- _What you should do_: Quote every entry word for word.

- _The input_:
★ ★ ★ ★ ★

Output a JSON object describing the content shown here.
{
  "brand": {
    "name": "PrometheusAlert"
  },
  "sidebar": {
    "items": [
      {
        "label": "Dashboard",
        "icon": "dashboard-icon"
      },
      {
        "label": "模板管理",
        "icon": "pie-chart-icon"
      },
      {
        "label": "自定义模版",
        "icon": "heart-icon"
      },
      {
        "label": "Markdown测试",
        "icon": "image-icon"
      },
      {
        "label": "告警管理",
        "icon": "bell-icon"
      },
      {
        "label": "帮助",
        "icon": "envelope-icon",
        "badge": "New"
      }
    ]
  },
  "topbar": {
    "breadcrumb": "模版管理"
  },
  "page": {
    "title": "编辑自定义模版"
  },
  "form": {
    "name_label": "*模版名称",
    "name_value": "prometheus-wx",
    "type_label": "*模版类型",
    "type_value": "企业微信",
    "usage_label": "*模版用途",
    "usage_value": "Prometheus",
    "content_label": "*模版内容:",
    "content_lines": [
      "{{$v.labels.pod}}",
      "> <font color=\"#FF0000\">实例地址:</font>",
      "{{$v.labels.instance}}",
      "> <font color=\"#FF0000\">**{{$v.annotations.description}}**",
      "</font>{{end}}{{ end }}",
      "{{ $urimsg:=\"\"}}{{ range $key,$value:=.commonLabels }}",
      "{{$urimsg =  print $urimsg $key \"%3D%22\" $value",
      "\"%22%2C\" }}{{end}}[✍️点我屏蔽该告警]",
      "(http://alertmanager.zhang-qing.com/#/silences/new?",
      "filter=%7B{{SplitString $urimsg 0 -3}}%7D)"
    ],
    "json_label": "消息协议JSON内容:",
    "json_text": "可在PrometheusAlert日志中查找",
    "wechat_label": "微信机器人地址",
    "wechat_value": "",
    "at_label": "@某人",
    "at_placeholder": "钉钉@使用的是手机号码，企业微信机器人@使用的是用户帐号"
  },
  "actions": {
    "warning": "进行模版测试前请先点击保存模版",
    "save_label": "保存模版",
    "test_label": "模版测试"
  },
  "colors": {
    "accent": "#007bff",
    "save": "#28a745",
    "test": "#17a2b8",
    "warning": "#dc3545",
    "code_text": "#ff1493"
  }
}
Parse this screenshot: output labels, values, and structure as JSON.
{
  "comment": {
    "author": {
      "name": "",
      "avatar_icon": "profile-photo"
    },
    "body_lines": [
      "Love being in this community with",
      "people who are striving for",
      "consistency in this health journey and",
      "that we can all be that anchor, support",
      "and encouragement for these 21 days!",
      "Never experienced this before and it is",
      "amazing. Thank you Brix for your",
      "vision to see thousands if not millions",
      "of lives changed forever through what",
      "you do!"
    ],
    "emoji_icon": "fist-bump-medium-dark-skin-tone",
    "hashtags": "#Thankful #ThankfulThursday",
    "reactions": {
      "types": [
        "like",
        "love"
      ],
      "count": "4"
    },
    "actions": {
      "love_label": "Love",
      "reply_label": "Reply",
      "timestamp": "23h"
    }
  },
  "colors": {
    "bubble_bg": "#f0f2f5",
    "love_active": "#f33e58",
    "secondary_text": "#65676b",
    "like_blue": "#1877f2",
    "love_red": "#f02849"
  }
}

★ ★ ★ ★ ★

- _Result of the exercise_:
Output a JSON object describing the content shown here.
{
  "brand": {
    "name": "PrometheusAlert"
  },
  "sidebar": {
    "items": [
      {
        "label": "Dashboard",
        "icon": "dashboard-icon"
      },
      {
        "label": "模板管理",
        "icon": "pie-chart-icon"
      },
      {
        "label": "自定义模版",
        "icon": "heart-icon"
      },
      {
        "label": "Markdown测试",
        "icon": "image-icon"
      },
      {
        "label": "告警管理",
        "icon": "bell-icon"
      },
      {
        "label": "帮助",
        "icon": "envelope-icon",
        "badge": "New"
      }
    ]
  },
  "topbar": {
    "breadcrumb": "模版管理"
  },
  "page": {
    "title": "编辑自定义模版"
  },
  "form": {
    "name_label": "*模版名称",
    "name_value": "prometheus-wx",
    "type_label": "*模版类型",
    "type_value": "企业微信",
    "usage_label": "*模版用途",
    "usage_value": "Prometheus",
    "content_label": "*模版内容:",
    "content_lines": [
      "{{$v.labels.pod}}",
      "> <font color=\"#FF0000\">实例地址:</font>",
      "{{$v.labels.instance}}",
      "> <font color=\"#FF0000\">**{{$v.annotations.description}}**",
      "</font>{{end}}{{ end }}",
      "{{ $urimsg:=\"\"}}{{ range $key,$value:=.commonLabels }}",
      "{{$urimsg =  print $urimsg $key \"%3D%22\" $value",
      "\"%22%2C\" }}{{end}}[✍️点我屏蔽该告警]",
      "(http://alertmanager.zhang-qing.com/#/silences/new?",
      "filter=%7B{{SplitString $urimsg 0 -3}}%7D)"
    ],
    "json_label": "消息协议JSON内容:",
    "json_text": "可在PrometheusAlert日志中查找",
    "wechat_label": "微信机器人地址",
    "wechat_value": "",
    "at_label": "@某人",
    "at_placeholder": "钉钉@使用的是手机号码，企业微信机器人@使用的是用户帐号"
  },
  "actions": {
    "warning": "进行模版测试前请先点击保存模版",
    "save_label": "保存模版",
    "test_label": "模版测试"
  },
  "colors": {
    "accent": "#007bff",
    "save": "#28a745",
    "test": "#17a2b8",
    "warning": "#dc3545",
    "code_text": "#ff1493"
  }
}
Parse this screenshot: output labels, values, and structure as JSON.
{
  "comment": {
    "author": {
      "name": "",
      "avatar_icon": "profile-photo"
    },
    "body_lines": [
      "Love being in this community with",
      "people who are striving for",
      "consistency in this health journey and",
      "that we can all be that anchor, support",
      "and encouragement for these 21 days!",
      "Never experienced this before and it is",
      "amazing. Thank you Brix for your",
      "vision to see thousands if not millions",
      "of lives changed forever through what",
      "you do!"
    ],
    "emoji_icon": "fist-bump-medium-dark-skin-tone",
    "hashtags": "#Thankful #ThankfulThursday",
    "reactions": {
      "types": [
        "like",
        "love"
      ],
      "count": "4"
    },
    "actions": {
      "love_label": "Love",
      "reply_label": "Reply",
      "timestamp": "23h"
    }
  },
  "colors": {
    "bubble_bg": "#f0f2f5",
    "love_active": "#f33e58",
    "secondary_text": "#65676b",
    "like_blue": "#1877f2",
    "love_red": "#f02849"
  }
}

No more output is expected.